=== Extracted information ===

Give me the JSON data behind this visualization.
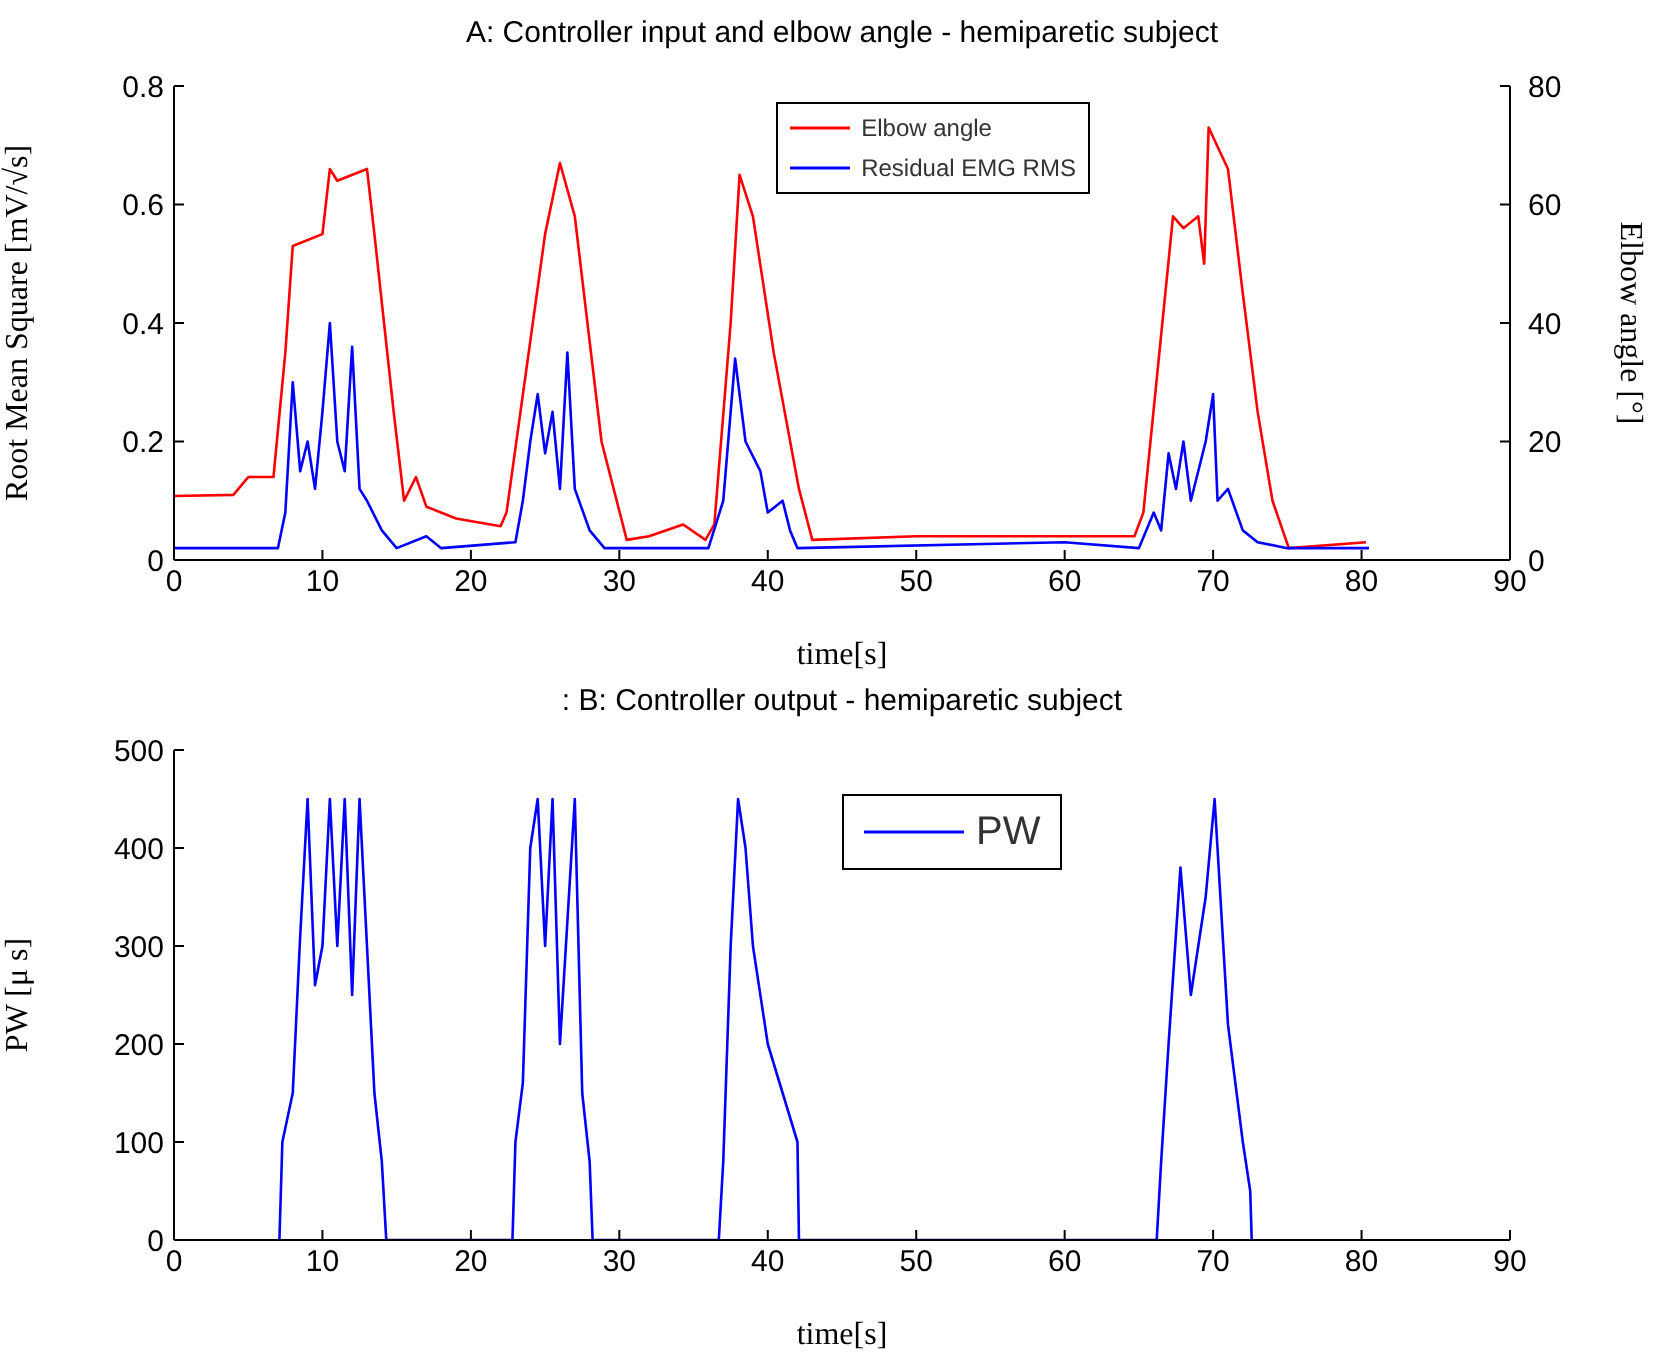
{
  "chart_data": [
    {
      "type": "line",
      "title": "A:  Controller input and elbow angle  - hemiparetic subject",
      "xlabel": "time[s]",
      "ylabel": "Root Mean Square [mV/√s]",
      "y2label": "Elbow angle [°]",
      "xlim": [
        0,
        90
      ],
      "xticks": [
        0,
        10,
        20,
        30,
        40,
        50,
        60,
        70,
        80,
        90
      ],
      "ylim": [
        0,
        0.8
      ],
      "yticks": [
        0,
        0.2,
        0.4,
        0.6,
        0.8
      ],
      "y2lim": [
        0,
        80
      ],
      "y2ticks": [
        0,
        20,
        40,
        60,
        80
      ],
      "grid": false,
      "legend": "top",
      "marker": "none",
      "line_style": "solid",
      "series": [
        {
          "name": "Elbow angle",
          "color": "#ff0000",
          "axis": "y2",
          "x": [
            0,
            4,
            5,
            6.7,
            7.5,
            8,
            10,
            10.5,
            11,
            13,
            13.5,
            14.8,
            15.5,
            16.3,
            17,
            19,
            22,
            22.4,
            25,
            26,
            27,
            28.8,
            30.5,
            32,
            34.3,
            35.8,
            36.4,
            37.5,
            38.1,
            39,
            40.4,
            42.1,
            43,
            50,
            60,
            64.7,
            65.3,
            67.3,
            68,
            69,
            69.4,
            69.7,
            71,
            72,
            73,
            74,
            75.1,
            80.3
          ],
          "values": [
            10.8,
            11,
            14,
            14,
            35,
            53,
            55,
            66,
            64,
            66,
            55,
            25,
            10,
            14,
            9,
            7,
            5.7,
            8,
            55,
            67,
            58,
            20,
            3.4,
            4,
            6,
            3.4,
            6,
            40,
            65,
            58,
            35,
            12,
            3.4,
            4,
            4,
            4,
            8,
            58,
            56,
            58,
            50,
            73,
            66,
            45,
            25,
            10,
            2,
            3
          ]
        },
        {
          "name": "Residual EMG RMS",
          "color": "#0000ff",
          "x": [
            0,
            7,
            7.5,
            8,
            8.5,
            9,
            9.5,
            10,
            10.5,
            11,
            11.5,
            12,
            12.5,
            13,
            14,
            15,
            17,
            18,
            23,
            23.5,
            24,
            24.5,
            25,
            25.5,
            26,
            26.5,
            27,
            28,
            29,
            36,
            37,
            37.8,
            38.5,
            39.5,
            40,
            41,
            41.5,
            42,
            60,
            65,
            66,
            66.5,
            67,
            67.5,
            68,
            68.5,
            69.5,
            70,
            70.3,
            71,
            72,
            73,
            75,
            80.5
          ],
          "values": [
            0.02,
            0.02,
            0.08,
            0.3,
            0.15,
            0.2,
            0.12,
            0.25,
            0.4,
            0.2,
            0.15,
            0.36,
            0.12,
            0.1,
            0.05,
            0.02,
            0.04,
            0.02,
            0.03,
            0.1,
            0.2,
            0.28,
            0.18,
            0.25,
            0.12,
            0.35,
            0.12,
            0.05,
            0.02,
            0.02,
            0.1,
            0.34,
            0.2,
            0.15,
            0.08,
            0.1,
            0.05,
            0.02,
            0.03,
            0.02,
            0.08,
            0.05,
            0.18,
            0.12,
            0.2,
            0.1,
            0.2,
            0.28,
            0.1,
            0.12,
            0.05,
            0.03,
            0.02,
            0.02
          ]
        }
      ]
    },
    {
      "type": "line",
      "title": ": B:  Controller output - hemiparetic subject",
      "xlabel": "time[s]",
      "ylabel": "PW [μ s]",
      "xlim": [
        0,
        90
      ],
      "xticks": [
        0,
        10,
        20,
        30,
        40,
        50,
        60,
        70,
        80,
        90
      ],
      "ylim": [
        0,
        500
      ],
      "yticks": [
        0,
        100,
        200,
        300,
        400,
        500
      ],
      "grid": false,
      "legend": "top",
      "marker": "none",
      "line_style": "solid",
      "series": [
        {
          "name": "PW",
          "color": "#0000ff",
          "x": [
            7.1,
            7.3,
            8,
            8.5,
            9,
            9.5,
            10,
            10.5,
            11,
            11.5,
            12,
            12.5,
            13,
            13.5,
            14,
            14.3,
            22.8,
            23,
            23.5,
            24,
            24.5,
            25,
            25.5,
            26,
            27,
            27.5,
            28,
            28.2,
            36.7,
            37,
            37.5,
            38,
            38.5,
            39,
            40,
            41,
            42,
            42.1,
            66.2,
            66.5,
            67,
            67.8,
            68.5,
            69.5,
            70.1,
            71,
            72,
            72.5,
            72.6
          ],
          "values": [
            0,
            100,
            150,
            310,
            450,
            260,
            300,
            450,
            300,
            450,
            250,
            450,
            300,
            150,
            80,
            0,
            0,
            100,
            160,
            400,
            450,
            300,
            450,
            200,
            450,
            150,
            80,
            0,
            0,
            80,
            300,
            450,
            400,
            300,
            200,
            150,
            100,
            0,
            0,
            80,
            200,
            380,
            250,
            350,
            450,
            220,
            100,
            50,
            0
          ]
        }
      ]
    }
  ]
}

===

Without the pictures, output the full listing exactly as it stands.

> [Finished answer]:
Give me the JSON data behind this visualization.
{
  "chart_data": [
    {
      "type": "line",
      "title": "A:  Controller input and elbow angle  - hemiparetic subject",
      "xlabel": "time[s]",
      "ylabel": "Root Mean Square [mV/√s]",
      "y2label": "Elbow angle [°]",
      "xlim": [
        0,
        90
      ],
      "xticks": [
        0,
        10,
        20,
        30,
        40,
        50,
        60,
        70,
        80,
        90
      ],
      "ylim": [
        0,
        0.8
      ],
      "yticks": [
        0,
        0.2,
        0.4,
        0.6,
        0.8
      ],
      "y2lim": [
        0,
        80
      ],
      "y2ticks": [
        0,
        20,
        40,
        60,
        80
      ],
      "grid": false,
      "legend": "top",
      "marker": "none",
      "line_style": "solid",
      "series": [
        {
          "name": "Elbow angle",
          "color": "#ff0000",
          "axis": "y2",
          "x": [
            0,
            4,
            5,
            6.7,
            7.5,
            8,
            10,
            10.5,
            11,
            13,
            13.5,
            14.8,
            15.5,
            16.3,
            17,
            19,
            22,
            22.4,
            25,
            26,
            27,
            28.8,
            30.5,
            32,
            34.3,
            35.8,
            36.4,
            37.5,
            38.1,
            39,
            40.4,
            42.1,
            43,
            50,
            60,
            64.7,
            65.3,
            67.3,
            68,
            69,
            69.4,
            69.7,
            71,
            72,
            73,
            74,
            75.1,
            80.3
          ],
          "values": [
            10.8,
            11,
            14,
            14,
            35,
            53,
            55,
            66,
            64,
            66,
            55,
            25,
            10,
            14,
            9,
            7,
            5.7,
            8,
            55,
            67,
            58,
            20,
            3.4,
            4,
            6,
            3.4,
            6,
            40,
            65,
            58,
            35,
            12,
            3.4,
            4,
            4,
            4,
            8,
            58,
            56,
            58,
            50,
            73,
            66,
            45,
            25,
            10,
            2,
            3
          ]
        },
        {
          "name": "Residual EMG RMS",
          "color": "#0000ff",
          "x": [
            0,
            7,
            7.5,
            8,
            8.5,
            9,
            9.5,
            10,
            10.5,
            11,
            11.5,
            12,
            12.5,
            13,
            14,
            15,
            17,
            18,
            23,
            23.5,
            24,
            24.5,
            25,
            25.5,
            26,
            26.5,
            27,
            28,
            29,
            36,
            37,
            37.8,
            38.5,
            39.5,
            40,
            41,
            41.5,
            42,
            60,
            65,
            66,
            66.5,
            67,
            67.5,
            68,
            68.5,
            69.5,
            70,
            70.3,
            71,
            72,
            73,
            75,
            80.5
          ],
          "values": [
            0.02,
            0.02,
            0.08,
            0.3,
            0.15,
            0.2,
            0.12,
            0.25,
            0.4,
            0.2,
            0.15,
            0.36,
            0.12,
            0.1,
            0.05,
            0.02,
            0.04,
            0.02,
            0.03,
            0.1,
            0.2,
            0.28,
            0.18,
            0.25,
            0.12,
            0.35,
            0.12,
            0.05,
            0.02,
            0.02,
            0.1,
            0.34,
            0.2,
            0.15,
            0.08,
            0.1,
            0.05,
            0.02,
            0.03,
            0.02,
            0.08,
            0.05,
            0.18,
            0.12,
            0.2,
            0.1,
            0.2,
            0.28,
            0.1,
            0.12,
            0.05,
            0.03,
            0.02,
            0.02
          ]
        }
      ]
    },
    {
      "type": "line",
      "title": ": B:  Controller output - hemiparetic subject",
      "xlabel": "time[s]",
      "ylabel": "PW [μ s]",
      "xlim": [
        0,
        90
      ],
      "xticks": [
        0,
        10,
        20,
        30,
        40,
        50,
        60,
        70,
        80,
        90
      ],
      "ylim": [
        0,
        500
      ],
      "yticks": [
        0,
        100,
        200,
        300,
        400,
        500
      ],
      "grid": false,
      "legend": "top",
      "marker": "none",
      "line_style": "solid",
      "series": [
        {
          "name": "PW",
          "color": "#0000ff",
          "x": [
            7.1,
            7.3,
            8,
            8.5,
            9,
            9.5,
            10,
            10.5,
            11,
            11.5,
            12,
            12.5,
            13,
            13.5,
            14,
            14.3,
            22.8,
            23,
            23.5,
            24,
            24.5,
            25,
            25.5,
            26,
            27,
            27.5,
            28,
            28.2,
            36.7,
            37,
            37.5,
            38,
            38.5,
            39,
            40,
            41,
            42,
            42.1,
            66.2,
            66.5,
            67,
            67.8,
            68.5,
            69.5,
            70.1,
            71,
            72,
            72.5,
            72.6
          ],
          "values": [
            0,
            100,
            150,
            310,
            450,
            260,
            300,
            450,
            300,
            450,
            250,
            450,
            300,
            150,
            80,
            0,
            0,
            100,
            160,
            400,
            450,
            300,
            450,
            200,
            450,
            150,
            80,
            0,
            0,
            80,
            300,
            450,
            400,
            300,
            200,
            150,
            100,
            0,
            0,
            80,
            200,
            380,
            250,
            350,
            450,
            220,
            100,
            50,
            0
          ]
        }
      ]
    }
  ]
}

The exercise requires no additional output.